━━━━━ SUPPLIED ENTRIES ━━━━━

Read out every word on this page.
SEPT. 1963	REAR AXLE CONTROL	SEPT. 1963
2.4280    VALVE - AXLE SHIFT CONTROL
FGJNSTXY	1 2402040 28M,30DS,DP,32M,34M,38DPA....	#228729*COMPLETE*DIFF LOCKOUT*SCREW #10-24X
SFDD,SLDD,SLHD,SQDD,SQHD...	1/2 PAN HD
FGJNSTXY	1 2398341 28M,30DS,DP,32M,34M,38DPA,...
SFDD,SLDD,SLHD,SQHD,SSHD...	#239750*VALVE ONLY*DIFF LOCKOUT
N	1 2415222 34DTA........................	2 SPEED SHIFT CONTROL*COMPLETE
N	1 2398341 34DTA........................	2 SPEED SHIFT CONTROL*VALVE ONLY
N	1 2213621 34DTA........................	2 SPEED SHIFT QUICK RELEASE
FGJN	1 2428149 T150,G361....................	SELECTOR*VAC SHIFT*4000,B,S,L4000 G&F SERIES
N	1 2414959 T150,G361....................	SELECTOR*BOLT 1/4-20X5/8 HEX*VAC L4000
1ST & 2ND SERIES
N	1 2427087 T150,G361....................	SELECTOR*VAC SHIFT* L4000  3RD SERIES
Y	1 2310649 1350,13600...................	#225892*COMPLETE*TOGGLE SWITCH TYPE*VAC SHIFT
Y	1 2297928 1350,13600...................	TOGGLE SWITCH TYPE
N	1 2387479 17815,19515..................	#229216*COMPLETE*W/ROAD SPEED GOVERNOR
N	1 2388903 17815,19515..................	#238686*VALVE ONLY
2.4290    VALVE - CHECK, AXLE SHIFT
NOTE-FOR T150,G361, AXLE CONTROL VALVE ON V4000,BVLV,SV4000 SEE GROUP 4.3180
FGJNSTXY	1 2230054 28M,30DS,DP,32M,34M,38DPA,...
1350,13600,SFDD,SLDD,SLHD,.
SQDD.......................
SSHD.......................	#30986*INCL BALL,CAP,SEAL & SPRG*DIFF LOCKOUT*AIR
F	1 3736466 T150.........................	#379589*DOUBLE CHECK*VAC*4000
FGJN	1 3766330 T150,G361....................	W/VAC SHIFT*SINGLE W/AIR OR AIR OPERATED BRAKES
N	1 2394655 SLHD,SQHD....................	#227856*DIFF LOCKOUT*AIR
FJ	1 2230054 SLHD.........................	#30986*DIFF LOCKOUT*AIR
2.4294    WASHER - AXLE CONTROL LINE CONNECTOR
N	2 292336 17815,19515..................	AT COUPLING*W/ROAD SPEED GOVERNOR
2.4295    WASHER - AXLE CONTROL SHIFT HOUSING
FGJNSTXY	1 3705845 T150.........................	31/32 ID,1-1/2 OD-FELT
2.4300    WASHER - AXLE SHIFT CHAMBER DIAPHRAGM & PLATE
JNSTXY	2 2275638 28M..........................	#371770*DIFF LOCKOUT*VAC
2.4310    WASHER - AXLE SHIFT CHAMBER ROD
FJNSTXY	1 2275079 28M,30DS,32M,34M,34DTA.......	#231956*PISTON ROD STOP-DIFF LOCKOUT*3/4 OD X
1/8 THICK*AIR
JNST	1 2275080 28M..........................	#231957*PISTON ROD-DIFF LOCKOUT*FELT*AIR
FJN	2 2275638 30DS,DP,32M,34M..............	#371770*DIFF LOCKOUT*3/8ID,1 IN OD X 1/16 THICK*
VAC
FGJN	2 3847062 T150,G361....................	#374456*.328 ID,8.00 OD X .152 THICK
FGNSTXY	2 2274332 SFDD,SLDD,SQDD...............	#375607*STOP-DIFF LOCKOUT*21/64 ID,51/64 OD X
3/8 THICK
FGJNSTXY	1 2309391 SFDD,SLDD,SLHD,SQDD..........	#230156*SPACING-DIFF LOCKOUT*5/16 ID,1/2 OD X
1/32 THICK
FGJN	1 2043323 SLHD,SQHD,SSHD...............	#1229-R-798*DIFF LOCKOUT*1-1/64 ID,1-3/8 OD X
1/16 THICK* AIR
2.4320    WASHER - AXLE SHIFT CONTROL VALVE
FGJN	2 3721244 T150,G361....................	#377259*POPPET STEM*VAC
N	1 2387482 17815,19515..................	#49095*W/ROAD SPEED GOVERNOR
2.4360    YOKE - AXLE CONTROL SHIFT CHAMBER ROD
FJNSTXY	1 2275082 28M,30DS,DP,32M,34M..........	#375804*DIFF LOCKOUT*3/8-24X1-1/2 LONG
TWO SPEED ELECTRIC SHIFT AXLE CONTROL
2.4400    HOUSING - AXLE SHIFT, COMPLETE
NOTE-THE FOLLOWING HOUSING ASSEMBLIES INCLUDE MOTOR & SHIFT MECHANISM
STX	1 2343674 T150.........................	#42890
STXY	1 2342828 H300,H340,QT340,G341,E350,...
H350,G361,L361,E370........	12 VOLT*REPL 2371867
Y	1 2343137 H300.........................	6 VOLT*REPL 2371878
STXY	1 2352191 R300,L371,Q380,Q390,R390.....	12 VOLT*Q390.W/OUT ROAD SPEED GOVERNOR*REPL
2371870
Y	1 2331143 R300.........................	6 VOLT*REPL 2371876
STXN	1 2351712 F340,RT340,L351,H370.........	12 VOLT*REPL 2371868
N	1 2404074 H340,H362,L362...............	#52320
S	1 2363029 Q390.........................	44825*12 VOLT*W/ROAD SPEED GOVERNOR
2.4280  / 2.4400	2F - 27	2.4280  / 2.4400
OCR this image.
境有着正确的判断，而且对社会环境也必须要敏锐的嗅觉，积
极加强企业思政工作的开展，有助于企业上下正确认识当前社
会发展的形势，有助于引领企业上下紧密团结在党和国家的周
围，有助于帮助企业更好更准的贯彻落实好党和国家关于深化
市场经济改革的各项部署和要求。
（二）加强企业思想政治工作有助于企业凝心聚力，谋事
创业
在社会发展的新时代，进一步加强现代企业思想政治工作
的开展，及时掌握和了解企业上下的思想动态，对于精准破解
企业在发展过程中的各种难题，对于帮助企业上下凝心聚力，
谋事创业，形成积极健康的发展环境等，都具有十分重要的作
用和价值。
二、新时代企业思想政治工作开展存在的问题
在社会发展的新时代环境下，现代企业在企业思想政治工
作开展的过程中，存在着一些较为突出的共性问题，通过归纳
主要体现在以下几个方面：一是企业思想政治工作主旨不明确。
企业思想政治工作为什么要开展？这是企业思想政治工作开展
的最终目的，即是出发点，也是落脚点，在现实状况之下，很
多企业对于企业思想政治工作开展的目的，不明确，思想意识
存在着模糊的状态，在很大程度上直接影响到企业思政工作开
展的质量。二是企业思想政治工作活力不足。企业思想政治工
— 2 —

━━━━━

● WORK REQUIRED: Every entry should be output exactly as written, please.

● WRITTEN ANSWER:
Read out every word on this page.
SEPT. 1963	REAR AXLE CONTROL	SEPT. 1963
2.4280    VALVE - AXLE SHIFT CONTROL
FGJNSTXY	1 2402040 28M,30DS,DP,32M,34M,38DPA....	#228729*COMPLETE*DIFF LOCKOUT*SCREW #10-24X
SFDD,SLDD,SLHD,SQDD,SQHD...	1/2 PAN HD
FGJNSTXY	1 2398341 28M,30DS,DP,32M,34M,38DPA,...
SFDD,SLDD,SLHD,SQHD,SSHD...	#239750*VALVE ONLY*DIFF LOCKOUT
N	1 2415222 34DTA........................	2 SPEED SHIFT CONTROL*COMPLETE
N	1 2398341 34DTA........................	2 SPEED SHIFT CONTROL*VALVE ONLY
N	1 2213621 34DTA........................	2 SPEED SHIFT QUICK RELEASE
FGJN	1 2428149 T150,G361....................	SELECTOR*VAC SHIFT*4000,B,S,L4000 G&F SERIES
N	1 2414959 T150,G361....................	SELECTOR*BOLT 1/4-20X5/8 HEX*VAC L4000
1ST & 2ND SERIES
N	1 2427087 T150,G361....................	SELECTOR*VAC SHIFT* L4000  3RD SERIES
Y	1 2310649 1350,13600...................	#225892*COMPLETE*TOGGLE SWITCH TYPE*VAC SHIFT
Y	1 2297928 1350,13600...................	TOGGLE SWITCH TYPE
N	1 2387479 17815,19515..................	#229216*COMPLETE*W/ROAD SPEED GOVERNOR
N	1 2388903 17815,19515..................	#238686*VALVE ONLY
2.4290    VALVE - CHECK, AXLE SHIFT
NOTE-FOR T150,G361, AXLE CONTROL VALVE ON V4000,BVLV,SV4000 SEE GROUP 4.3180
FGJNSTXY	1 2230054 28M,30DS,DP,32M,34M,38DPA,...
1350,13600,SFDD,SLDD,SLHD,.
SQDD.......................
SSHD.......................	#30986*INCL BALL,CAP,SEAL & SPRG*DIFF LOCKOUT*AIR
F	1 3736466 T150.........................	#379589*DOUBLE CHECK*VAC*4000
FGJN	1 3766330 T150,G361....................	W/VAC SHIFT*SINGLE W/AIR OR AIR OPERATED BRAKES
N	1 2394655 SLHD,SQHD....................	#227856*DIFF LOCKOUT*AIR
FJ	1 2230054 SLHD.........................	#30986*DIFF LOCKOUT*AIR
2.4294    WASHER - AXLE CONTROL LINE CONNECTOR
N	2 292336 17815,19515..................	AT COUPLING*W/ROAD SPEED GOVERNOR
2.4295    WASHER - AXLE CONTROL SHIFT HOUSING
FGJNSTXY	1 3705845 T150.........................	31/32 ID,1-1/2 OD-FELT
2.4300    WASHER - AXLE SHIFT CHAMBER DIAPHRAGM & PLATE
JNSTXY	2 2275638 28M..........................	#371770*DIFF LOCKOUT*VAC
2.4310    WASHER - AXLE SHIFT CHAMBER ROD
FJNSTXY	1 2275079 28M,30DS,32M,34M,34DTA.......	#231956*PISTON ROD STOP-DIFF LOCKOUT*3/4 OD X
1/8 THICK*AIR
JNST	1 2275080 28M..........................	#231957*PISTON ROD-DIFF LOCKOUT*FELT*AIR
FJN	2 2275638 30DS,DP,32M,34M..............	#371770*DIFF LOCKOUT*3/8ID,1 IN OD X 1/16 THICK*
VAC
FGJN	2 3847062 T150,G361....................	#374456*.328 ID,8.00 OD X .152 THICK
FGNSTXY	2 2274332 SFDD,SLDD,SQDD...............	#375607*STOP-DIFF LOCKOUT*21/64 ID,51/64 OD X
3/8 THICK
FGJNSTXY	1 2309391 SFDD,SLDD,SLHD,SQDD..........	#230156*SPACING-DIFF LOCKOUT*5/16 ID,1/2 OD X
1/32 THICK
FGJN	1 2043323 SLHD,SQHD,SSHD...............	#1229-R-798*DIFF LOCKOUT*1-1/64 ID,1-3/8 OD X
1/16 THICK* AIR
2.4320    WASHER - AXLE SHIFT CONTROL VALVE
FGJN	2 3721244 T150,G361....................	#377259*POPPET STEM*VAC
N	1 2387482 17815,19515..................	#49095*W/ROAD SPEED GOVERNOR
2.4360    YOKE - AXLE CONTROL SHIFT CHAMBER ROD
FJNSTXY	1 2275082 28M,30DS,DP,32M,34M..........	#375804*DIFF LOCKOUT*3/8-24X1-1/2 LONG
TWO SPEED ELECTRIC SHIFT AXLE CONTROL
2.4400    HOUSING - AXLE SHIFT, COMPLETE
NOTE-THE FOLLOWING HOUSING ASSEMBLIES INCLUDE MOTOR & SHIFT MECHANISM
STX	1 2343674 T150.........................	#42890
STXY	1 2342828 H300,H340,QT340,G341,E350,...
H350,G361,L361,E370........	12 VOLT*REPL 2371867
Y	1 2343137 H300.........................	6 VOLT*REPL 2371878
STXY	1 2352191 R300,L371,Q380,Q390,R390.....	12 VOLT*Q390.W/OUT ROAD SPEED GOVERNOR*REPL
2371870
Y	1 2331143 R300.........................	6 VOLT*REPL 2371876
STXN	1 2351712 F340,RT340,L351,H370.........	12 VOLT*REPL 2371868
N	1 2404074 H340,H362,L362...............	#52320
S	1 2363029 Q390.........................	44825*12 VOLT*W/ROAD SPEED GOVERNOR
2.4280  / 2.4400	2F - 27	2.4280  / 2.4400
OCR this image.
境有着正确的判断，而且对社会环境也必须要敏锐的嗅觉，积
极加强企业思政工作的开展，有助于企业上下正确认识当前社
会发展的形势，有助于引领企业上下紧密团结在党和国家的周
围，有助于帮助企业更好更准的贯彻落实好党和国家关于深化
市场经济改革的各项部署和要求。
（二）加强企业思想政治工作有助于企业凝心聚力，谋事
创业
在社会发展的新时代，进一步加强现代企业思想政治工作
的开展，及时掌握和了解企业上下的思想动态，对于精准破解
企业在发展过程中的各种难题，对于帮助企业上下凝心聚力，
谋事创业，形成积极健康的发展环境等，都具有十分重要的作
用和价值。
二、新时代企业思想政治工作开展存在的问题
在社会发展的新时代环境下，现代企业在企业思想政治工
作开展的过程中，存在着一些较为突出的共性问题，通过归纳
主要体现在以下几个方面：一是企业思想政治工作主旨不明确。
企业思想政治工作为什么要开展？这是企业思想政治工作开展
的最终目的，即是出发点，也是落脚点，在现实状况之下，很
多企业对于企业思想政治工作开展的目的，不明确，思想意识
存在着模糊的状态，在很大程度上直接影响到企业思政工作开
展的质量。二是企业思想政治工作活力不足。企业思想政治工
— 2 —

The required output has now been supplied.